* START Text segment *
# Data preparation
---

**Author:** [rodoart](https://github.com/rodoart/)<br>
**Date created:** 2021/08/06<br>
**Last modified:** 2021/08/06<br>
**Description:** 
Using pretrained neural networks to segment images of rooms.

In [2]:
TYPE_OF_EXECUTION = 'colab'
# Options: 'alone' or 'normal'

## Libraries

In [3]:
import sys
import subprocess
import pkg_resources

required = {
    'dvc', 'dvc[gdrive]', 'gdown'
}
installed = {pkg.key for pkg in pkg_resources.working_set}
missing = required - installed

if missing:
    python = sys.executable
    subprocess.check_call([python, '-m', 'pip', 'install', *missing], stdout=subprocess.DEVNULL)


## GitHub

If you want to make `push` with GitHub you will need to make an rsa key and register it in the website. 

In [4]:
GITHUB_PULL_NEEDED = True

In [5]:
from os import chdir

In [6]:
if TYPE_OF_EXECUTION in ('alone', 'colab') and GITHUB_PULL_NEEDED:
  # The created key is moved to the folder where it is required.
* END Text segment *
* START Excerpted data *
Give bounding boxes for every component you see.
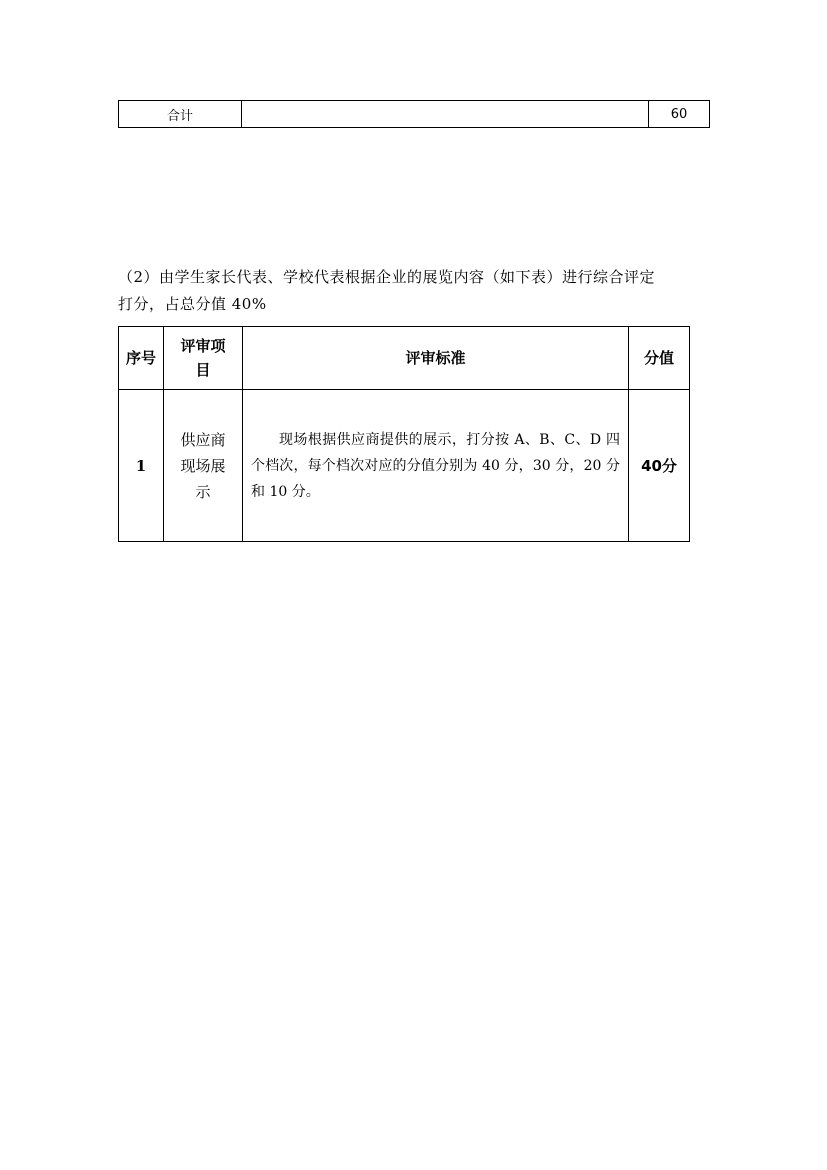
header-score: 分值 [629, 327, 690, 390]
row-item: 供应商现场展示 [164, 390, 243, 542]
header-index: 序号 [119, 327, 164, 390]
table-row [119, 390, 690, 542]
total-middle [242, 101, 649, 128]
paragraph-line-1: （2）由学生家长代表、学校代表根据企业的展览内容（如下表）进行综合评定 [118, 268, 656, 286]
table-row [119, 101, 710, 128]
header-item: 评审项目 [164, 327, 243, 390]
row-index: 1 [119, 390, 164, 542]
table-header-row [119, 327, 690, 390]
paragraph-line-2: 打分，占总分值 40% [118, 295, 267, 313]
header-criteria: 评审标准 [243, 327, 629, 390]
paragraph [118, 264, 718, 318]
total-label: 合计 [119, 101, 242, 128]
row-score: 40分 [629, 390, 690, 542]
row-criteria: 现场根据供应商提供的展示，打分按 A、B、C、D 四个档次，每个档次对应的分值分别为 40 分，30 分，20 分和 10 分。 [243, 390, 629, 542]
scoring-table [118, 326, 690, 542]
total-table [118, 100, 710, 128]
total-value: 60 [649, 101, 710, 128]
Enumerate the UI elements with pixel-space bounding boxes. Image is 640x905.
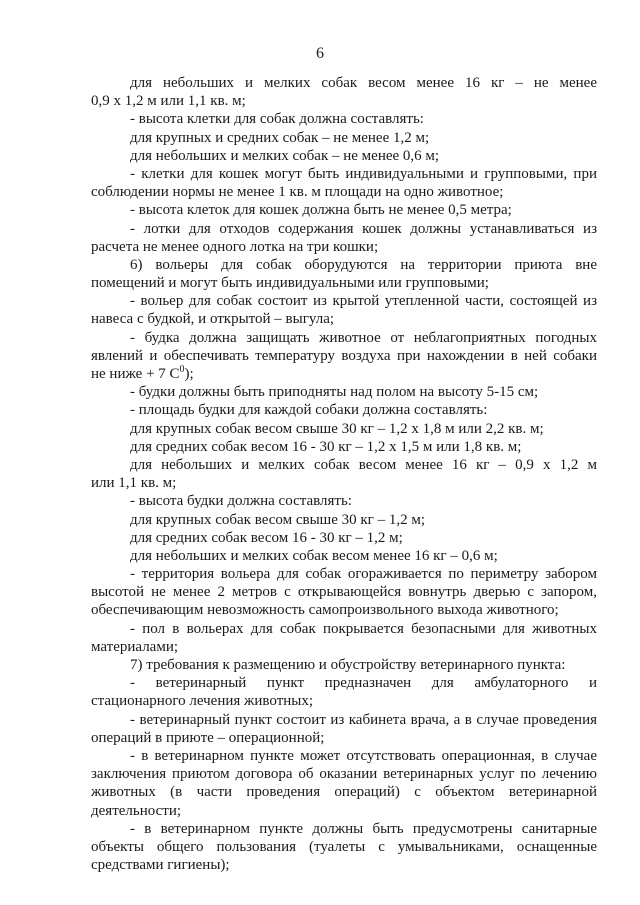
- text-line: навеса с будкой, и открытой – выгула;: [91, 311, 335, 328]
- text-line: деятельности;: [91, 802, 182, 819]
- text-line: обеспечивающим невозможность самопроизвольного выхода животного;: [91, 602, 559, 619]
- text-line: объекты общего пользования (туалеты с умывальниками, оснащенные: [91, 838, 597, 855]
- text-line: для средних собак весом 16 - 30 кг – 1,2 х 1,5 м или 1,8 кв. м;: [130, 438, 522, 455]
- text-line: 6) вольеры для собак оборудуются на территории приюта вне: [130, 256, 597, 273]
- text-line: - будка должна защищать животное от неблагоприятных погодных: [130, 329, 597, 346]
- text-line: - вольер для собак состоит из крытой утепленной части, состоящей из: [130, 293, 597, 310]
- text-line: для небольших и мелких собак – не менее 0,6 м;: [130, 147, 440, 164]
- temperature-text: не ниже + 7 С: [91, 366, 180, 382]
- text-line: 0,9 х 1,2 м или 1,1 кв. м;: [91, 93, 246, 110]
- text-line: - ветеринарный пункт состоит из кабинета врача, а в случае проведения: [130, 711, 597, 728]
- temperature-tail: );: [184, 366, 194, 382]
- text-line: для крупных собак весом свыше 30 кг – 1,2 х 1,8 м или 2,2 кв. м;: [130, 420, 544, 437]
- text-line: для небольших и мелких собак весом менее 16 кг – 0,6 м;: [130, 547, 498, 564]
- text-line: помещений и могут быть индивидуальными или групповыми;: [91, 275, 489, 292]
- text-line: стационарного лечения животных;: [91, 693, 314, 710]
- text-line: для средних собак весом 16 - 30 кг – 1,2 м;: [130, 529, 403, 546]
- text-line: - в ветеринарном пункте должны быть предусмотрены санитарные: [130, 820, 597, 837]
- text-line: для небольших и мелких собак весом менее 16 кг – не менее: [130, 75, 597, 91]
- text-line: для крупных собак весом свыше 30 кг – 1,2 м;: [130, 511, 425, 528]
- text-line: соблюдении нормы не менее 1 кв. м площади на одно животное;: [91, 184, 504, 201]
- text-line: животных (в части проведения операций) с объектом ветеринарной: [91, 784, 597, 801]
- text-line: - высота клеток для кошек должна быть не менее 0,5 метра;: [130, 202, 512, 219]
- text-line: - высота клетки для собак должна составлять:: [130, 111, 424, 128]
- text-line: - клетки для кошек могут быть индивидуальными и групповыми, при: [130, 165, 597, 182]
- text-line: для небольших и мелких собак весом менее 16 кг – 0,9 х 1,2 м: [130, 456, 597, 473]
- document-body: [91, 74, 597, 874]
- text-line: материалами;: [91, 638, 179, 655]
- text-line: или 1,1 кв. м;: [91, 475, 177, 492]
- text-line-temperature: [91, 365, 597, 383]
- text-line: - высота будки должна составлять:: [130, 493, 352, 510]
- text-line: расчета не менее одного лотка на три кошки;: [91, 238, 379, 255]
- text-line: - будки должны быть приподняты над полом на высоту 5-15 см;: [130, 384, 539, 401]
- text-line: 7) требования к размещению и обустройству ветеринарного пункта:: [130, 657, 566, 673]
- text-line: - лотки для отходов содержания кошек должны устанавливаться из: [130, 220, 597, 237]
- text-line: средствами гигиены);: [91, 857, 230, 874]
- text-line: заключения приютом договора об оказании ветеринарных услуг по лечению: [91, 766, 597, 783]
- text-line: явлений и обеспечивать температуру воздуха при нахождении в ней собаки: [91, 347, 597, 364]
- text-line: - ветеринарный пункт предназначен для амбулаторного и: [130, 675, 597, 692]
- text-line: - площадь будки для каждой собаки должна составлять:: [130, 402, 488, 419]
- text-line: - пол в вольерах для собак покрывается безопасными для животных: [130, 620, 597, 637]
- degree-superscript: 0: [179, 364, 185, 375]
- text-line: высотой не менее 2 метров с открывающейся вовнутрь дверью с запором,: [91, 584, 597, 601]
- text-line: операций в приюте – операционной;: [91, 729, 325, 746]
- text-line: - территория вольера для собак огораживается по периметру забором: [130, 566, 597, 583]
- page-number: 6: [316, 45, 324, 62]
- text-line: - в ветеринарном пункте может отсутствовать операционная, в случае: [130, 747, 597, 764]
- text-line: для крупных и средних собак – не менее 1,2 м;: [130, 129, 430, 146]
* END Excerpted data *
▸ **Requirements**
(a) Name the three packages listed in the `required` set of the data preparation notebook.
(b) According to the data preparation notebook, what do you need to make and register on the website before you can `push` with GitHub?
(c) Continue the data preparation notebook from its last line.

▸ **Answers for this exercise**
(a) dvc, dvc[gdrive], gdown

(b) An rsa key.

(c)
  !mkdir -p /root/.ssh/
  !cp /content/id_rsa.pub /root/.ssh/id_rsa.pub 
  !cp /content/id_rsa /root/.ssh/id_rsa 
  # Permissions change for more security.
  !chmod 600 ~/.ssh/id_rsa
  !chmod 600 ~/.ssh/id_rsa.pub
  # Associate the key to GitHub.com
  !ssh-keyscan -t rsa github.com >> ~/.ssh/known_hosts

  # Change them to your credentials.
  !git config --global user.email "rodoart@ciencias.unam.mx"
  !git config --global user.name "rodoart"

  # Clone the repo.
  !git clone git@github.com:rodoart/pet-surveillance.git

  # Change the remote to your branch.
  chdir('pet-surveillance')
  !git remote remove origin
  !git remote add origin git@github.com:rodoart/pet-surveillance.git

elif TYPE_OF_EXECUTION in ('alone', 'colab'):
  !git clone https://github.com/rodoart/pet-surveillance
  chdir('pet-surveillance')

else:
  chdir('..')

# github.com:22 SSH-2.0-babeld-831dd33d
Cloning into 'pet-surveillance'...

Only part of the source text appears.